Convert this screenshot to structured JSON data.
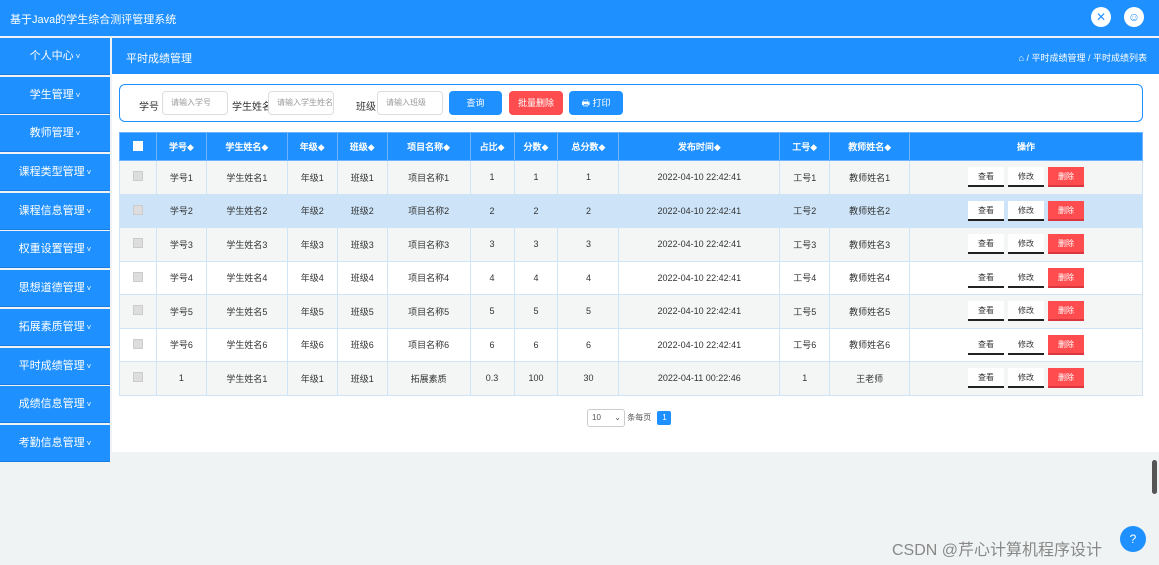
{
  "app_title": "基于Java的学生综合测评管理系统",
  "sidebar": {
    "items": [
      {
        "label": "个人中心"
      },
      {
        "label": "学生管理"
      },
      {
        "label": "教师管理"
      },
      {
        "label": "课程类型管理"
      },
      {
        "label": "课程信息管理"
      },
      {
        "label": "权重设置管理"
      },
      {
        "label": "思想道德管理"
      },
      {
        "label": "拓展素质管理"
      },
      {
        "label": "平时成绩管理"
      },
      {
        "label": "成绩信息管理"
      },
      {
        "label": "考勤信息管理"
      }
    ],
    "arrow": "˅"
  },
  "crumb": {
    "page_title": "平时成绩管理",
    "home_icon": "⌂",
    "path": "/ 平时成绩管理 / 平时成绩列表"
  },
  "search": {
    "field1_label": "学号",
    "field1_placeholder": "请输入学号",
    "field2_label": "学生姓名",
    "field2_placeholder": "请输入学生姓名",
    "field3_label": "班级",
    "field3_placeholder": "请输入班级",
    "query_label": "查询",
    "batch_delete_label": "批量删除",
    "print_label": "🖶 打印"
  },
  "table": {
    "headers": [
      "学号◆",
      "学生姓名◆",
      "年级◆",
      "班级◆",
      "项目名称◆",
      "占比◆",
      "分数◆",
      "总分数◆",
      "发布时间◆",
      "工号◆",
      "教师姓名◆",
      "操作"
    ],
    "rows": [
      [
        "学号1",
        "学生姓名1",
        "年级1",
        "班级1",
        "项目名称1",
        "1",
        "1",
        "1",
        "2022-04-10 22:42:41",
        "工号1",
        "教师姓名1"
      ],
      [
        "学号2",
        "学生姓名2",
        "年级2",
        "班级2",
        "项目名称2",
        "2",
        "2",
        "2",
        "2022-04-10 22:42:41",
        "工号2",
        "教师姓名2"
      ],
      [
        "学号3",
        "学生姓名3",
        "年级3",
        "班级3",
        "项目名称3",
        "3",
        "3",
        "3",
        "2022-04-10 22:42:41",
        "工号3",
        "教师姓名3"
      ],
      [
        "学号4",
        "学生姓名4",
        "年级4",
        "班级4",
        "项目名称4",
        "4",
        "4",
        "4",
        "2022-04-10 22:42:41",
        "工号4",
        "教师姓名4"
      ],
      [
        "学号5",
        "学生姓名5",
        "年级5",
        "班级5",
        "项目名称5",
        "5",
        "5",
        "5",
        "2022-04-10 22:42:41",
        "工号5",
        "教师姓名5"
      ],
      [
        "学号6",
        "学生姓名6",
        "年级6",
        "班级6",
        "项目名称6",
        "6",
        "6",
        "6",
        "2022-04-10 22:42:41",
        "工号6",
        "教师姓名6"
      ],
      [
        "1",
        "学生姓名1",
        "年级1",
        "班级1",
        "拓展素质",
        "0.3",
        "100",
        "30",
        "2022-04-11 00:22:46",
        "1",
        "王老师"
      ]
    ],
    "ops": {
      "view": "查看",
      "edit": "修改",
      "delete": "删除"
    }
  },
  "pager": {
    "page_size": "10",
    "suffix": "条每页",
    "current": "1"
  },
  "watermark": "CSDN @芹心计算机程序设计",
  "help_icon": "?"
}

STATED GOAL -> Without the pictures, return the entries exactly as they appear.

RESPONSE ->
Convert this screenshot to structured JSON data.
{
  "app_title": "基于Java的学生综合测评管理系统",
  "sidebar": {
    "items": [
      {
        "label": "个人中心"
      },
      {
        "label": "学生管理"
      },
      {
        "label": "教师管理"
      },
      {
        "label": "课程类型管理"
      },
      {
        "label": "课程信息管理"
      },
      {
        "label": "权重设置管理"
      },
      {
        "label": "思想道德管理"
      },
      {
        "label": "拓展素质管理"
      },
      {
        "label": "平时成绩管理"
      },
      {
        "label": "成绩信息管理"
      },
      {
        "label": "考勤信息管理"
      }
    ],
    "arrow": "˅"
  },
  "crumb": {
    "page_title": "平时成绩管理",
    "home_icon": "⌂",
    "path": "/ 平时成绩管理 / 平时成绩列表"
  },
  "search": {
    "field1_label": "学号",
    "field1_placeholder": "请输入学号",
    "field2_label": "学生姓名",
    "field2_placeholder": "请输入学生姓名",
    "field3_label": "班级",
    "field3_placeholder": "请输入班级",
    "query_label": "查询",
    "batch_delete_label": "批量删除",
    "print_label": "🖶 打印"
  },
  "table": {
    "headers": [
      "学号◆",
      "学生姓名◆",
      "年级◆",
      "班级◆",
      "项目名称◆",
      "占比◆",
      "分数◆",
      "总分数◆",
      "发布时间◆",
      "工号◆",
      "教师姓名◆",
      "操作"
    ],
    "rows": [
      [
        "学号1",
        "学生姓名1",
        "年级1",
        "班级1",
        "项目名称1",
        "1",
        "1",
        "1",
        "2022-04-10 22:42:41",
        "工号1",
        "教师姓名1"
      ],
      [
        "学号2",
        "学生姓名2",
        "年级2",
        "班级2",
        "项目名称2",
        "2",
        "2",
        "2",
        "2022-04-10 22:42:41",
        "工号2",
        "教师姓名2"
      ],
      [
        "学号3",
        "学生姓名3",
        "年级3",
        "班级3",
        "项目名称3",
        "3",
        "3",
        "3",
        "2022-04-10 22:42:41",
        "工号3",
        "教师姓名3"
      ],
      [
        "学号4",
        "学生姓名4",
        "年级4",
        "班级4",
        "项目名称4",
        "4",
        "4",
        "4",
        "2022-04-10 22:42:41",
        "工号4",
        "教师姓名4"
      ],
      [
        "学号5",
        "学生姓名5",
        "年级5",
        "班级5",
        "项目名称5",
        "5",
        "5",
        "5",
        "2022-04-10 22:42:41",
        "工号5",
        "教师姓名5"
      ],
      [
        "学号6",
        "学生姓名6",
        "年级6",
        "班级6",
        "项目名称6",
        "6",
        "6",
        "6",
        "2022-04-10 22:42:41",
        "工号6",
        "教师姓名6"
      ],
      [
        "1",
        "学生姓名1",
        "年级1",
        "班级1",
        "拓展素质",
        "0.3",
        "100",
        "30",
        "2022-04-11 00:22:46",
        "1",
        "王老师"
      ]
    ],
    "ops": {
      "view": "查看",
      "edit": "修改",
      "delete": "删除"
    }
  },
  "pager": {
    "page_size": "10",
    "suffix": "条每页",
    "current": "1"
  },
  "watermark": "CSDN @芹心计算机程序设计",
  "help_icon": "?"
}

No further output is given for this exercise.